Stored items from a collection
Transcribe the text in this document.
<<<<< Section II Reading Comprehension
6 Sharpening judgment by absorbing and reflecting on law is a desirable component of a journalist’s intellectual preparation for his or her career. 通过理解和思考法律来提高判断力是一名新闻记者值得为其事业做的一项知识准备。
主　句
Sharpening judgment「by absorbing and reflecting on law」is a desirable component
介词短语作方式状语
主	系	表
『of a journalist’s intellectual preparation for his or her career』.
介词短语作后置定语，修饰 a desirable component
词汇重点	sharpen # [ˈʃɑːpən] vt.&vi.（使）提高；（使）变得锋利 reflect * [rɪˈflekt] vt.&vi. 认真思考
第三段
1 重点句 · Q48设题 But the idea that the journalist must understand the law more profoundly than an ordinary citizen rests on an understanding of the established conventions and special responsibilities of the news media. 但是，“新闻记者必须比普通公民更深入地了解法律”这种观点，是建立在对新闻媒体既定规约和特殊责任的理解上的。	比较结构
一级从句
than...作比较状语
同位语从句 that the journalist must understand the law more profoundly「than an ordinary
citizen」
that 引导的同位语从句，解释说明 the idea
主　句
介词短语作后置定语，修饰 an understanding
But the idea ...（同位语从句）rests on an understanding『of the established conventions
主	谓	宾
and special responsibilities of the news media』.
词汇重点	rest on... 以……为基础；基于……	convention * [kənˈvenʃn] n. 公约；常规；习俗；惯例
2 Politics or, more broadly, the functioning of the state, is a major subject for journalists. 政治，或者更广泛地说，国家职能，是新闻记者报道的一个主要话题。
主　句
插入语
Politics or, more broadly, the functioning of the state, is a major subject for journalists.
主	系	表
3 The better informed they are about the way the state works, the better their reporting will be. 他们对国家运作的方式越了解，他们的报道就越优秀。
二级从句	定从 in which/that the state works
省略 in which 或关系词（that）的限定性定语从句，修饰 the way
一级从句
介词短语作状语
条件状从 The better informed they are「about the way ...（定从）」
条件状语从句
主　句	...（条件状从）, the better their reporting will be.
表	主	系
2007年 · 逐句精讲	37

- [WHAT YOU SHOULD DO] Show all lines above holding "reporting".

- [SOLUTION]
3 The better informed they are about the way the state works, the better their reporting will be. 他们对国家运作的方式越了解，他们的报道就越优秀。
主　句	...（条件状从）, the better their reporting will be.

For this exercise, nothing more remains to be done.